Greywacke or graywacke (German grauwacke, signifying a grey, earthy rock) is a variety of sandstone generally characterized by its hardness, dark color, and poorly sorted angular grains of quartz, feldspar, and small rock fragments or lithic fragments set in a compact, clay-fine matrix. It is a texturally immature sedimentary rock generally found in Paleozoic strata. The larger grains can be sand- to gravel-sized, and matrix materials generally constitute more than 15% of the rock by volume. The term "greywacke" can be confusing, since it can refer to either the immature (rock fragment) aspect of the rock or its fine-grained (clay) component.

The origin of greywacke was unknown until turbidity currents and turbidites were understood, since, according to the normal laws of sedimentation, gravel, sand and mud should not be laid down together. Geologists now attribute its formation to submarine avalanches or strong turbidity currents. These actions churn sediment and cause mixed-sediment slurries, in which the resulting deposits may exhibit a variety of sedimentary features. Supporting the turbidity current origin theory is that deposits of greywacke are found on the edges of the continental shelves, at the bottoms of oceanic trenches, and at the bases of mountain formational areas. They also occur in association with black shales of deep sea origin.

Greywackes are mostly grey, brown, yellow or black, dull-colored sandy rocks which may occur in thick or thin beds along with shales and limestones. They are abundant in Wales, the south of Scotland, the Longford-Down Massif in Ireland and the Lake District National Park of England; they compose the majority of the main alps that make up the backbone of New Zealand; sandstones classified as feldspathic and lithic greywacke have been recognized in Ecca Group in South Africa. They can contain a very great variety of minerals, the principal ones being quartz, orthoclase and plagioclase feldspars, calcite, iron oxides and graphitic, carbonaceous matters, together with (in the coarser kinds) fragments of such rocks as felsite, chert, slate, gneiss, various schists, and quartzite. Among other minerals found in them are biotite, chlorite, tourmaline, epidote, apatite, garnet, hornblende, augite, sphene and pyrites. The cementing material may be siliceous or argillaceous and is sometimes calcareous.

Required tasks:
a. Answer these questions about the greywacke passage, one per line:
(i) What share of the rock's volume do matrix materials generally make up?
(ii) To what do geologists now attribute the formation of greywacke?
(iii) In which group in South Africa have feldspathic and lithic greywacke been recognized?
b. Copy the records word for word, from their first line up to and including the line containing "- time-tick: Oct: [122, 666, 139, 678]".

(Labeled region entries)

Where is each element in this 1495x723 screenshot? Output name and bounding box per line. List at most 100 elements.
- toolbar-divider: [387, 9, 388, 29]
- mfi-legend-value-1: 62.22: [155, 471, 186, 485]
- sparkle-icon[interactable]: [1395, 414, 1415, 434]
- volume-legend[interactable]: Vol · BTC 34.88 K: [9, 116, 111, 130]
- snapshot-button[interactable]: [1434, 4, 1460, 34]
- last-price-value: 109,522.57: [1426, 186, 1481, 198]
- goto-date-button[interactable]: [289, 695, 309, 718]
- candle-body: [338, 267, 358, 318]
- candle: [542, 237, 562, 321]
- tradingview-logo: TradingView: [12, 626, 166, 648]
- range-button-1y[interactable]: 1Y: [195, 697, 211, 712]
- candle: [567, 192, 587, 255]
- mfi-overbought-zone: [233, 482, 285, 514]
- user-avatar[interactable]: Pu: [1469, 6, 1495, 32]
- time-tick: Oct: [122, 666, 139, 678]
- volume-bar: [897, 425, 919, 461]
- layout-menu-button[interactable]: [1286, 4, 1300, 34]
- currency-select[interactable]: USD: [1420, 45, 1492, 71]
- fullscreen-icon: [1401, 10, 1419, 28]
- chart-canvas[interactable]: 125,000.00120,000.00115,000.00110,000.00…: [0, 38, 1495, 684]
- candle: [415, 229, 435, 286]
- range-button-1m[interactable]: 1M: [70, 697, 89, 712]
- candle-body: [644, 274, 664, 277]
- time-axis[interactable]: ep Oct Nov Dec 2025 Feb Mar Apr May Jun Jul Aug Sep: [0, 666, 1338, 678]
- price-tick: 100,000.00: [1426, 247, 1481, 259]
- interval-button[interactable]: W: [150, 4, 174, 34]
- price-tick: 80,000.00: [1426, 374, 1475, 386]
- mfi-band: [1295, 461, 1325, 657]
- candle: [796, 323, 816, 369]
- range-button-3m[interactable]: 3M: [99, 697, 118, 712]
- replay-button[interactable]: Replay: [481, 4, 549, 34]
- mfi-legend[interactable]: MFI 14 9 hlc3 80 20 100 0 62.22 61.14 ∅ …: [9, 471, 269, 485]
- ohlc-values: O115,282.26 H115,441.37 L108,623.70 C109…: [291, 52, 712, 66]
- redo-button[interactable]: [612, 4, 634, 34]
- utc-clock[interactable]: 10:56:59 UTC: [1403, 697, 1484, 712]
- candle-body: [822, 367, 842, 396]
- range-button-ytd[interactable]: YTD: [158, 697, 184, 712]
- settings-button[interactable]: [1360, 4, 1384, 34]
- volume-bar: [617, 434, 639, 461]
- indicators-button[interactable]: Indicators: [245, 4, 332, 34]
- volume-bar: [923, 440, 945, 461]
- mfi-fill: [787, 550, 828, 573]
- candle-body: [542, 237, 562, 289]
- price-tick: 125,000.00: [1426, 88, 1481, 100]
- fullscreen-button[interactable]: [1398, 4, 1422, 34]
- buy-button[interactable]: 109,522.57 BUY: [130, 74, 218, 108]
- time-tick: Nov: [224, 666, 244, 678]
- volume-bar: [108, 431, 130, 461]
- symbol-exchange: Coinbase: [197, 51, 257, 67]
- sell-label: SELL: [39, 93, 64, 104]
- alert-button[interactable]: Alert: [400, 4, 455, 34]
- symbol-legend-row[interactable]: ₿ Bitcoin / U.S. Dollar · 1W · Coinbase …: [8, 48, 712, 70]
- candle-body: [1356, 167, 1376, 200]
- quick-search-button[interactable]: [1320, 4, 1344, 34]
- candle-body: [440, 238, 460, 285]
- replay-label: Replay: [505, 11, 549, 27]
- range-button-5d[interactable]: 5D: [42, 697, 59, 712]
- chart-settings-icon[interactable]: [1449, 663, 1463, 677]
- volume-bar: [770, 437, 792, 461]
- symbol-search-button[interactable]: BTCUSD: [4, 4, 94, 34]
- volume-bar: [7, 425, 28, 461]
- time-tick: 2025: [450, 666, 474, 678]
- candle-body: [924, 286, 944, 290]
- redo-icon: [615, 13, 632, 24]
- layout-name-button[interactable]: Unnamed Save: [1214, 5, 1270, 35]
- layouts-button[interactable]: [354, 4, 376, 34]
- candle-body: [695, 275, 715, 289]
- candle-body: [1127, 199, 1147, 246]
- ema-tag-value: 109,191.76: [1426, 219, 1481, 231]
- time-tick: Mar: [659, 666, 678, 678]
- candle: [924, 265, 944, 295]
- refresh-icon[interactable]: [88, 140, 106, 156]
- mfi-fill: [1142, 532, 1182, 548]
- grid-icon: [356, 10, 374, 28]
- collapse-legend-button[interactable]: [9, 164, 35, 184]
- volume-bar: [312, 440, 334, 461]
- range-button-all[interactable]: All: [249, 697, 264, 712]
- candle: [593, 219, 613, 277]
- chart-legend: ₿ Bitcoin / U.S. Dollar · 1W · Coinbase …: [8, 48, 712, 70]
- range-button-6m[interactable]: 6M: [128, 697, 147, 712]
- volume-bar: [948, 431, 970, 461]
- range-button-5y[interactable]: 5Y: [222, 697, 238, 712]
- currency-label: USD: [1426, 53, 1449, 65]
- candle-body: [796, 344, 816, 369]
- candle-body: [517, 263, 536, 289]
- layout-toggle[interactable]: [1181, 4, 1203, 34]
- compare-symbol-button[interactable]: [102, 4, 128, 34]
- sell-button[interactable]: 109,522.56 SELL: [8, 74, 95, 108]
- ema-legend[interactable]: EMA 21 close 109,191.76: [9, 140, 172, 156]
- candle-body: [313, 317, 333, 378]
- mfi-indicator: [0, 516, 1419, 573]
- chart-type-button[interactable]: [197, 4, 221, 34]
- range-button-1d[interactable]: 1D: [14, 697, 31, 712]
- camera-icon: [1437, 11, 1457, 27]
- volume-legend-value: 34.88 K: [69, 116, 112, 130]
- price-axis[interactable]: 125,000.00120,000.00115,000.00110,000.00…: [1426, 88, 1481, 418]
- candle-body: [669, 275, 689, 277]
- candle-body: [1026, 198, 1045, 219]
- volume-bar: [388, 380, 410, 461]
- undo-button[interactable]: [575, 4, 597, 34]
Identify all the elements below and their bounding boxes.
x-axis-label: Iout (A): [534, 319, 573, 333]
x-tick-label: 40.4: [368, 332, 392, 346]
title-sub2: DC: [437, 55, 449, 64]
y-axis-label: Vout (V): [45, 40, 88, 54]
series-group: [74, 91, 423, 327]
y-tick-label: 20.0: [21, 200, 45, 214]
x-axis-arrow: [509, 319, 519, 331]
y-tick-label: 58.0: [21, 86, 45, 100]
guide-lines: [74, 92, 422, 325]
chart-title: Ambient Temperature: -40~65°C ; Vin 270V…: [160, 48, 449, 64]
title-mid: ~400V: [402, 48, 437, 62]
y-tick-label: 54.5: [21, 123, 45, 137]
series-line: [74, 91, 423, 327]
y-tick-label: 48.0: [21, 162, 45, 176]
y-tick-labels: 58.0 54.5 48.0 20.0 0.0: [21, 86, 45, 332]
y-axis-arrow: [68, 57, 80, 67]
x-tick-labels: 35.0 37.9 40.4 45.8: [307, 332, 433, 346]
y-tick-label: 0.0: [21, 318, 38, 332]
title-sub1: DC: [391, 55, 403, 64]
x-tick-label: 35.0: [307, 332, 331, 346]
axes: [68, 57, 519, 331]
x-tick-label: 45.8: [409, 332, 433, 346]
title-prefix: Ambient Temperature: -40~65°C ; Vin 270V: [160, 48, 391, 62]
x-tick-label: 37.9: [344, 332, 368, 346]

Responses for each task:
a.
(i) More than 15%.
(ii) Submarine avalanches or strong turbidity currents.
(iii) The Ecca Group.

b.
Where is each element in this 1495x723 screenshot? Output name and bounding box per line. List at most 100 elements.
- toolbar-divider: [387, 9, 388, 29]
- mfi-legend-value-1: 62.22: [155, 471, 186, 485]
- sparkle-icon[interactable]: [1395, 414, 1415, 434]
- volume-legend[interactable]: Vol · BTC 34.88 K: [9, 116, 111, 130]
- snapshot-button[interactable]: [1434, 4, 1460, 34]
- last-price-value: 109,522.57: [1426, 186, 1481, 198]
- goto-date-button[interactable]: [289, 695, 309, 718]
- candle-body: [338, 267, 358, 318]
- candle: [542, 237, 562, 321]
- tradingview-logo: TradingView: [12, 626, 166, 648]
- range-button-1y[interactable]: 1Y: [195, 697, 211, 712]
- candle: [567, 192, 587, 255]
- mfi-overbought-zone: [233, 482, 285, 514]
- user-avatar[interactable]: Pu: [1469, 6, 1495, 32]
- time-tick: Oct: [122, 666, 139, 678]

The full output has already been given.